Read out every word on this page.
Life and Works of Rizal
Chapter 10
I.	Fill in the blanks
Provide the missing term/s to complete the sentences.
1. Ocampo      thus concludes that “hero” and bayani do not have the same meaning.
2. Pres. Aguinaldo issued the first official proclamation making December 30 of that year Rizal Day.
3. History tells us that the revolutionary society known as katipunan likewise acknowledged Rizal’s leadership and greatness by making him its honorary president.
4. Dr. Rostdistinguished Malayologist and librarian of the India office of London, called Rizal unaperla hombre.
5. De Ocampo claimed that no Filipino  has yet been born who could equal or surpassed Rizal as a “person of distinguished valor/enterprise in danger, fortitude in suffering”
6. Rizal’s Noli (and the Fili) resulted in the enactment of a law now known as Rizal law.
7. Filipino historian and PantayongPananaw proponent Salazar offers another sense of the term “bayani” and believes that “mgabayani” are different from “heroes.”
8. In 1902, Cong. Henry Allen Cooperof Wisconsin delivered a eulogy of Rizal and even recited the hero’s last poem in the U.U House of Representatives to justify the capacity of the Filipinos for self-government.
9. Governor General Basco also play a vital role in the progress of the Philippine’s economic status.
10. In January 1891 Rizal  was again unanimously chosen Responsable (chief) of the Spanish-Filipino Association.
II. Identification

....................

Work to do: Print the listing above in its entirety, with every line exact.

Output for this task:
Read out every word on this page.
Life and Works of Rizal
Chapter 10
I.	Fill in the blanks
Provide the missing term/s to complete the sentences.
1. Ocampo      thus concludes that “hero” and bayani do not have the same meaning.
2. Pres. Aguinaldo issued the first official proclamation making December 30 of that year Rizal Day.
3. History tells us that the revolutionary society known as katipunan likewise acknowledged Rizal’s leadership and greatness by making him its honorary president.
4. Dr. Rostdistinguished Malayologist and librarian of the India office of London, called Rizal unaperla hombre.
5. De Ocampo claimed that no Filipino  has yet been born who could equal or surpassed Rizal as a “person of distinguished valor/enterprise in danger, fortitude in suffering”
6. Rizal’s Noli (and the Fili) resulted in the enactment of a law now known as Rizal law.
7. Filipino historian and PantayongPananaw proponent Salazar offers another sense of the term “bayani” and believes that “mgabayani” are different from “heroes.”
8. In 1902, Cong. Henry Allen Cooperof Wisconsin delivered a eulogy of Rizal and even recited the hero’s last poem in the U.U House of Representatives to justify the capacity of the Filipinos for self-government.
9. Governor General Basco also play a vital role in the progress of the Philippine’s economic status.
10. In January 1891 Rizal  was again unanimously chosen Responsable (chief) of the Spanish-Filipino Association.
II. Identification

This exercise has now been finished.